[Dataset items]
************

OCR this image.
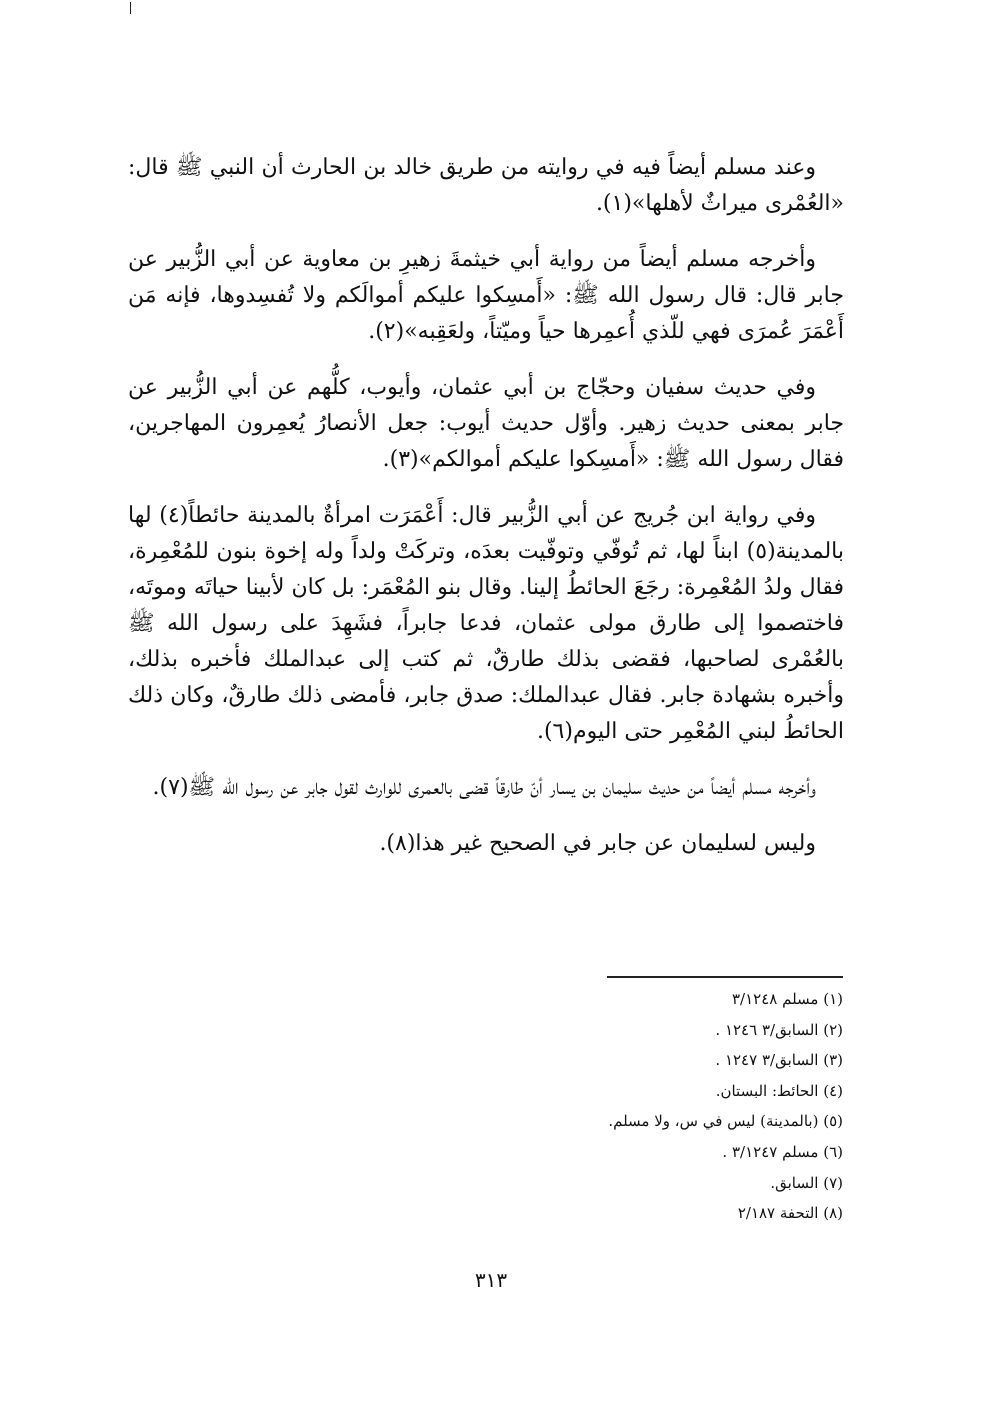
وعند مسلم أيضاً فيه في روايته من طريق خالد بن الحارث أن النبي ﷺ قال: «العُمْرى ميراثٌ لأهلها»(١).

وأخرجه مسلم أيضاً من رواية أبي خيثمةَ زهيرِ بن معاوية عن أبي الزُّبير عن جابر قال: قال رسول الله ﷺ: «أَمسِكوا عليكم أموالَكم ولا تُفسِدوها، فإنه مَن أَعْمَرَ عُمرَى فهي للّذي أُعمِرها حياً وميّتاً، ولعَقِبه»(٢).

وفي حديث سفيان وحجّاج بن أبي عثمان، وأيوب، كلُّهم عن أبي الزُّبير عن جابر بمعنى حديث زهير. وأوّل حديث أيوب: جعل الأنصارُ يُعمِرون المهاجرين، فقال رسول الله ﷺ: «أَمسِكوا عليكم أموالكم»(٣).

وفي رواية ابن جُريج عن أبي الزُّبير قال: أَعْمَرَت امرأةٌ بالمدينة حائطاً(٤) لها بالمدينة(٥) ابناً لها، ثم تُوفّي وتوفّيت بعدَه، وتركَتْ ولداً وله إخوة بنون للمُعْمِرة، فقال ولدُ المُعْمِرة: رجَعَ الحائطُ إلينا. وقال بنو المُعْمَر: بل كان لأبينا حياتَه وموتَه، فاختصموا إلى طارق مولى عثمان، فدعا جابراً، فشَهِدَ على رسول الله ﷺ بالعُمْرى لصاحبها، فقضى بذلك طارقٌ، ثم كتب إلى عبدالملك فأخبره بذلك، وأخبره بشهادة جابر. فقال عبدالملك: صدق جابر، فأمضى ذلك طارقٌ، وكان ذلك الحائطُ لبني المُعْمِر حتى اليوم(٦).

وأخرجه مسلم أيضاً من حديث سليمان بن يسار أنّ طارقاً قضى بالعمرى للوارث لقول جابر عن رسول الله ﷺ(٧).

وليس لسليمان عن جابر في الصحيح غير هذا(٨).

(١) مسلم ٣/١٢٤٨
(٢) السابق/٣ ١٢٤٦ .
(٣) السابق/٣ ١٢٤٧ .
(٤) الحائط: البستان.
(٥) (بالمدينة) ليس في س، ولا مسلم.
(٦) مسلم ٣/١٢٤٧ .
(٧) السابق.
(٨) التحفة ٢/١٨٧
٣١٣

************

▶ **THE PROBLEM**: Copy the material above exactly and drop the pictures.

▶ **THE ANSWER**:
OCR this image.
وعند مسلم أيضاً فيه في روايته من طريق خالد بن الحارث أن النبي ﷺ قال: «العُمْرى ميراثٌ لأهلها»(١).

وأخرجه مسلم أيضاً من رواية أبي خيثمةَ زهيرِ بن معاوية عن أبي الزُّبير عن جابر قال: قال رسول الله ﷺ: «أَمسِكوا عليكم أموالَكم ولا تُفسِدوها، فإنه مَن أَعْمَرَ عُمرَى فهي للّذي أُعمِرها حياً وميّتاً، ولعَقِبه»(٢).

وفي حديث سفيان وحجّاج بن أبي عثمان، وأيوب، كلُّهم عن أبي الزُّبير عن جابر بمعنى حديث زهير. وأوّل حديث أيوب: جعل الأنصارُ يُعمِرون المهاجرين، فقال رسول الله ﷺ: «أَمسِكوا عليكم أموالكم»(٣).

وفي رواية ابن جُريج عن أبي الزُّبير قال: أَعْمَرَت امرأةٌ بالمدينة حائطاً(٤) لها بالمدينة(٥) ابناً لها، ثم تُوفّي وتوفّيت بعدَه، وتركَتْ ولداً وله إخوة بنون للمُعْمِرة، فقال ولدُ المُعْمِرة: رجَعَ الحائطُ إلينا. وقال بنو المُعْمَر: بل كان لأبينا حياتَه وموتَه، فاختصموا إلى طارق مولى عثمان، فدعا جابراً، فشَهِدَ على رسول الله ﷺ بالعُمْرى لصاحبها، فقضى بذلك طارقٌ، ثم كتب إلى عبدالملك فأخبره بذلك، وأخبره بشهادة جابر. فقال عبدالملك: صدق جابر، فأمضى ذلك طارقٌ، وكان ذلك الحائطُ لبني المُعْمِر حتى اليوم(٦).

وأخرجه مسلم أيضاً من حديث سليمان بن يسار أنّ طارقاً قضى بالعمرى للوارث لقول جابر عن رسول الله ﷺ(٧).

وليس لسليمان عن جابر في الصحيح غير هذا(٨).

(١) مسلم ٣/١٢٤٨
(٢) السابق/٣ ١٢٤٦ .
(٣) السابق/٣ ١٢٤٧ .
(٤) الحائط: البستان.
(٥) (بالمدينة) ليس في س، ولا مسلم.
(٦) مسلم ٣/١٢٤٧ .
(٧) السابق.
(٨) التحفة ٢/١٨٧
٣١٣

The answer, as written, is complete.